Input material ::

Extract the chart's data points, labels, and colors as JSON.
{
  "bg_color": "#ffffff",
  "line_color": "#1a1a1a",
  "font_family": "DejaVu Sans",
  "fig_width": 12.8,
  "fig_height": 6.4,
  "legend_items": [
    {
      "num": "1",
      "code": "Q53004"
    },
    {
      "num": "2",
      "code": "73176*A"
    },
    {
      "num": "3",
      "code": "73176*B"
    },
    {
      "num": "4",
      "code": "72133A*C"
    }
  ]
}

Exercise prompt ::
From the records above, please extract every line and repeat it exactly.

Task output ::
Extract the chart's data points, labels, and colors as JSON.
{
  "bg_color": "#ffffff",
  "line_color": "#1a1a1a",
  "font_family": "DejaVu Sans",
  "fig_width": 12.8,
  "fig_height": 6.4,
  "legend_items": [
    {
      "num": "1",
      "code": "Q53004"
    },
    {
      "num": "2",
      "code": "73176*A"
    },
    {
      "num": "3",
      "code": "73176*B"
    },
    {
      "num": "4",
      "code": "72133A*C"
    }
  ]
}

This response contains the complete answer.